:: Required task ::
Give every line from the entries that contains "customers".
***** Available data *****
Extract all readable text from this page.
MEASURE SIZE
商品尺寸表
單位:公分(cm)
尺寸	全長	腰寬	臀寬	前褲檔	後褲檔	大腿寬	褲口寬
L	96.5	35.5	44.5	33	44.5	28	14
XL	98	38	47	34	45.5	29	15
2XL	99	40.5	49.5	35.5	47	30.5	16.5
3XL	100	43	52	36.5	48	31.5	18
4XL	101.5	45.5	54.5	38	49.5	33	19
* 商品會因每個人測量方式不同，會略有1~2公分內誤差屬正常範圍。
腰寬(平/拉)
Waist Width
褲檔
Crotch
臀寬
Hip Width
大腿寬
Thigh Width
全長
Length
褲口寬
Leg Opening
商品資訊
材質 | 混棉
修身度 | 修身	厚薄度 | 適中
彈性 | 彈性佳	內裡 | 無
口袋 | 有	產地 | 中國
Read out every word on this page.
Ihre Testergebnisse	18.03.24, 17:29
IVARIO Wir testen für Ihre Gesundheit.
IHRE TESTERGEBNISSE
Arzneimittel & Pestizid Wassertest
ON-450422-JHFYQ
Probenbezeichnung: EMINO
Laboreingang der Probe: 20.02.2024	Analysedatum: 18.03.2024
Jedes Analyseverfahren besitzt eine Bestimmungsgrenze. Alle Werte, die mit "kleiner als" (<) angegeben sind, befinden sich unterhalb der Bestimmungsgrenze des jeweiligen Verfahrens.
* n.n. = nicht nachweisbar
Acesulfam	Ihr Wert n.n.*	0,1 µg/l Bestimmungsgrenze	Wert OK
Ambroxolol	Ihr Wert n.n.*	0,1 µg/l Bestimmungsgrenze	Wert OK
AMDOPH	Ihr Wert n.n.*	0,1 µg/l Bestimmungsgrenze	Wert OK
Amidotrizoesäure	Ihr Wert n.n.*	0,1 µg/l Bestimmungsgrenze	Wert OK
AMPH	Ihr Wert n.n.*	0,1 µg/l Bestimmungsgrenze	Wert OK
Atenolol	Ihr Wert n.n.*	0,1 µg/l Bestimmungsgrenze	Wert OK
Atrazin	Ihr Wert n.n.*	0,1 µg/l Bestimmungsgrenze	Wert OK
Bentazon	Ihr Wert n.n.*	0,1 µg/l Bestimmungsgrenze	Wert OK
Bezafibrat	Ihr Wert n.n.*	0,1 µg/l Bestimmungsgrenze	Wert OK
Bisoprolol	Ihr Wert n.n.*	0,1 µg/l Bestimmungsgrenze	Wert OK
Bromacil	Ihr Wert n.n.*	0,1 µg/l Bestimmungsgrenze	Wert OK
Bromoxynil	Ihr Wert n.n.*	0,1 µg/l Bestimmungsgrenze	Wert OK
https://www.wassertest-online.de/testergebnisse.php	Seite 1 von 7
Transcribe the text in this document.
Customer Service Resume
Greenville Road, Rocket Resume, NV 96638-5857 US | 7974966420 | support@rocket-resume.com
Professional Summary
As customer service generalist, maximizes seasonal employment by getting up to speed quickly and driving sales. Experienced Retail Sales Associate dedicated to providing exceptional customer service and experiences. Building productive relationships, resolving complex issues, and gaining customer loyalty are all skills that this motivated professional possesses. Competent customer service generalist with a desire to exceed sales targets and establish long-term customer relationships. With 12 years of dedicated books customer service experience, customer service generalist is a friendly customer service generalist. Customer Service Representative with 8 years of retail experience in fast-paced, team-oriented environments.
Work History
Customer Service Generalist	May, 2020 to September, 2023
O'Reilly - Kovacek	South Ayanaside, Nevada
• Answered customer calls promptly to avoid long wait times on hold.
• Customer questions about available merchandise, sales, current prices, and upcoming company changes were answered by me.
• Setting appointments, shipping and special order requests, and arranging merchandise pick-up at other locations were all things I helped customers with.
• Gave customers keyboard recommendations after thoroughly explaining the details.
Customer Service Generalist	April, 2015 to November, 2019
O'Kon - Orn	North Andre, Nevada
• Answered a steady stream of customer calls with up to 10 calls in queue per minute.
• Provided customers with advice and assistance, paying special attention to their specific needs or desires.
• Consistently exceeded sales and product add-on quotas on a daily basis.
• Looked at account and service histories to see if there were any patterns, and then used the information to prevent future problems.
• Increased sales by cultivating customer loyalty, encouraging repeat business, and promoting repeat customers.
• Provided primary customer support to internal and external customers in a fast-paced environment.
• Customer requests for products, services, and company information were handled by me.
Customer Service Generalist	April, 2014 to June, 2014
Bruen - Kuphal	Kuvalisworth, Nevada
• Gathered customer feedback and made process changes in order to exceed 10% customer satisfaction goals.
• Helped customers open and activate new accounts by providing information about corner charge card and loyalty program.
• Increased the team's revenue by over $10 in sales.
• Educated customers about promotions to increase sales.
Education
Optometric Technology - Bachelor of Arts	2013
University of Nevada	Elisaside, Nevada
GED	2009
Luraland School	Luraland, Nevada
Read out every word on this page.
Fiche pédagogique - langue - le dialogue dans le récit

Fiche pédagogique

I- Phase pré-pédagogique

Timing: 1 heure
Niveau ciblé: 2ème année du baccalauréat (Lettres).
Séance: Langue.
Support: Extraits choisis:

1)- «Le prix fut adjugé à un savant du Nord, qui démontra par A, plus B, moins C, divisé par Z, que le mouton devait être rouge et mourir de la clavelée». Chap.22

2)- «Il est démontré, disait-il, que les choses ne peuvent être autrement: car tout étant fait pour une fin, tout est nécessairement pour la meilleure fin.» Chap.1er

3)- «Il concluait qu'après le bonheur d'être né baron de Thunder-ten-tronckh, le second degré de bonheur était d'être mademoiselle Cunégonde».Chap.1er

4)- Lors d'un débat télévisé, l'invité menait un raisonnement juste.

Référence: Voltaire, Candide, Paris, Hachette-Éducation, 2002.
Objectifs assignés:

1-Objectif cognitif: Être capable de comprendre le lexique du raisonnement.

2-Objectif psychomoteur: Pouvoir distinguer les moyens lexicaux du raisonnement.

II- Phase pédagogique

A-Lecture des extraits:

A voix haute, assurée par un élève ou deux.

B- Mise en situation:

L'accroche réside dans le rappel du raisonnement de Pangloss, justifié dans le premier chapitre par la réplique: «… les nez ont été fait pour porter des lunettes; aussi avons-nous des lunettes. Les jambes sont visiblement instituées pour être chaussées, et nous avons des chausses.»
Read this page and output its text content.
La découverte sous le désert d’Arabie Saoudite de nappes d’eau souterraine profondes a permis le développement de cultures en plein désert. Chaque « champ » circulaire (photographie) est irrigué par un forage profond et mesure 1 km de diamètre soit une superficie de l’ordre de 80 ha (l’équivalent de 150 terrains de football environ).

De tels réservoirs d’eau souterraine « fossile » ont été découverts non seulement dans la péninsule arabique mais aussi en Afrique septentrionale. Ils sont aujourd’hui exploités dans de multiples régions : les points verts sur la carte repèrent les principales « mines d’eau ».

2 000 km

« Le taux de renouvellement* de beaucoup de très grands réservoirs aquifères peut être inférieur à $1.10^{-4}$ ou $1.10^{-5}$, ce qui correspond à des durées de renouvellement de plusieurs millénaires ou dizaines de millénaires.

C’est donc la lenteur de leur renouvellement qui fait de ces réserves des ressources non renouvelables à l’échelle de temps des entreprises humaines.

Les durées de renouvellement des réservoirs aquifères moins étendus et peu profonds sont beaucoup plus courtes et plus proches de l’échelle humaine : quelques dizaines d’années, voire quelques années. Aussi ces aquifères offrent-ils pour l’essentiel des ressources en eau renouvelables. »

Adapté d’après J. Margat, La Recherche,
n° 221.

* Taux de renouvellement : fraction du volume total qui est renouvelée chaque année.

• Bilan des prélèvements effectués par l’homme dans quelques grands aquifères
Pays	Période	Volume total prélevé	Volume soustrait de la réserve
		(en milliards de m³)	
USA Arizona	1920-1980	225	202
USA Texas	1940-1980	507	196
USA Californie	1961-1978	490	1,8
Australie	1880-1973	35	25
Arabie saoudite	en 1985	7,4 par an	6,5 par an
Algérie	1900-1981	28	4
*****
:: Result for this task ::
• Setting appointments, shipping and special order requests, and arranging merchandise pick-up at other locations were all things I helped customers with.
• Gave customers keyboard recommendations after thoroughly explaining the details.
• Provided customers with advice and assistance, paying special attention to their specific needs or desires.
• Increased sales by cultivating customer loyalty, encouraging repeat business, and promoting repeat customers.
• Provided primary customer support to internal and external customers in a fast-paced environment.
• Helped customers open and activate new accounts by providing information about corner charge card and loyalty program.
• Educated customers about promotions to increase sales.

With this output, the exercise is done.